* **WRITTEN REQUEST**: Extract every record, exactly as written, and ignore the pictures.

* **STORED DATA**:
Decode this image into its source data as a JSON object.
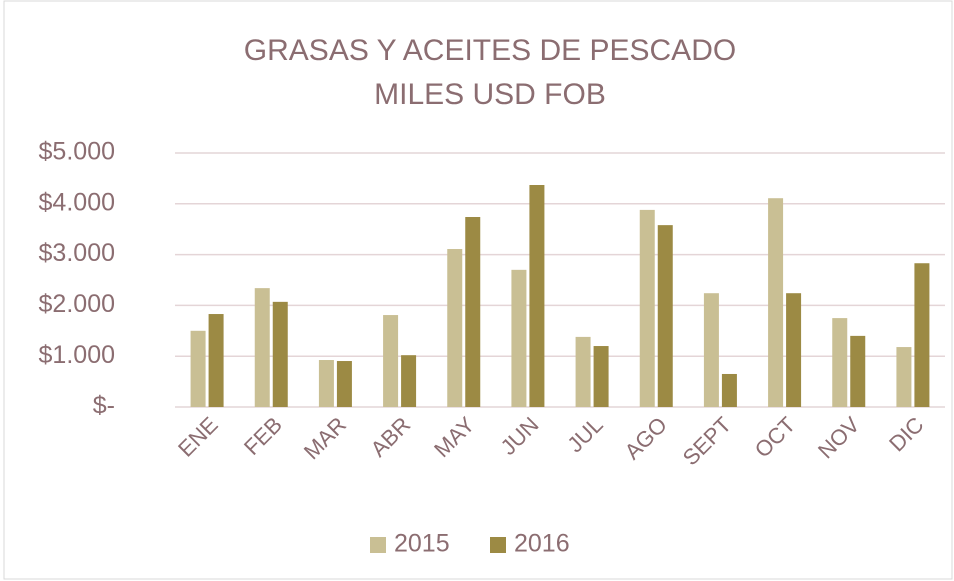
{
  "chart_data": {
    "type": "bar",
    "title": "GRASAS Y ACEITES DE PESCADO",
    "subtitle": "MILES USD FOB",
    "categories": [
      "ENE",
      "FEB",
      "MAR",
      "ABR",
      "MAY",
      "JUN",
      "JUL",
      "AGO",
      "SEPT",
      "OCT",
      "NOV",
      "DIC"
    ],
    "series": [
      {
        "name": "2015",
        "color": "#c9bf94",
        "values": [
          1500,
          2340,
          925,
          1810,
          3110,
          2700,
          1380,
          3880,
          2240,
          4110,
          1750,
          1180
        ]
      },
      {
        "name": "2016",
        "color": "#9c8a44",
        "values": [
          1830,
          2070,
          905,
          1020,
          3740,
          4370,
          1200,
          3580,
          650,
          2240,
          1400,
          2830
        ]
      }
    ],
    "ylim": [
      0,
      5000
    ],
    "yticks": [
      {
        "value": 0,
        "label": "$-"
      },
      {
        "value": 1000,
        "label": "$1.000"
      },
      {
        "value": 2000,
        "label": "$2.000"
      },
      {
        "value": 3000,
        "label": "$3.000"
      },
      {
        "value": 4000,
        "label": "$4.000"
      },
      {
        "value": 5000,
        "label": "$5.000"
      }
    ],
    "grid": true,
    "legend": "bottom"
  }
}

* **REPLY**:
Decode this image into its source data as a JSON object.
{
  "chart_data": {
    "type": "bar",
    "title": "GRASAS Y ACEITES DE PESCADO",
    "subtitle": "MILES USD FOB",
    "categories": [
      "ENE",
      "FEB",
      "MAR",
      "ABR",
      "MAY",
      "JUN",
      "JUL",
      "AGO",
      "SEPT",
      "OCT",
      "NOV",
      "DIC"
    ],
    "series": [
      {
        "name": "2015",
        "color": "#c9bf94",
        "values": [
          1500,
          2340,
          925,
          1810,
          3110,
          2700,
          1380,
          3880,
          2240,
          4110,
          1750,
          1180
        ]
      },
      {
        "name": "2016",
        "color": "#9c8a44",
        "values": [
          1830,
          2070,
          905,
          1020,
          3740,
          4370,
          1200,
          3580,
          650,
          2240,
          1400,
          2830
        ]
      }
    ],
    "ylim": [
      0,
      5000
    ],
    "yticks": [
      {
        "value": 0,
        "label": "$-"
      },
      {
        "value": 1000,
        "label": "$1.000"
      },
      {
        "value": 2000,
        "label": "$2.000"
      },
      {
        "value": 3000,
        "label": "$3.000"
      },
      {
        "value": 4000,
        "label": "$4.000"
      },
      {
        "value": 5000,
        "label": "$5.000"
      }
    ],
    "grid": true,
    "legend": "bottom"
  }
}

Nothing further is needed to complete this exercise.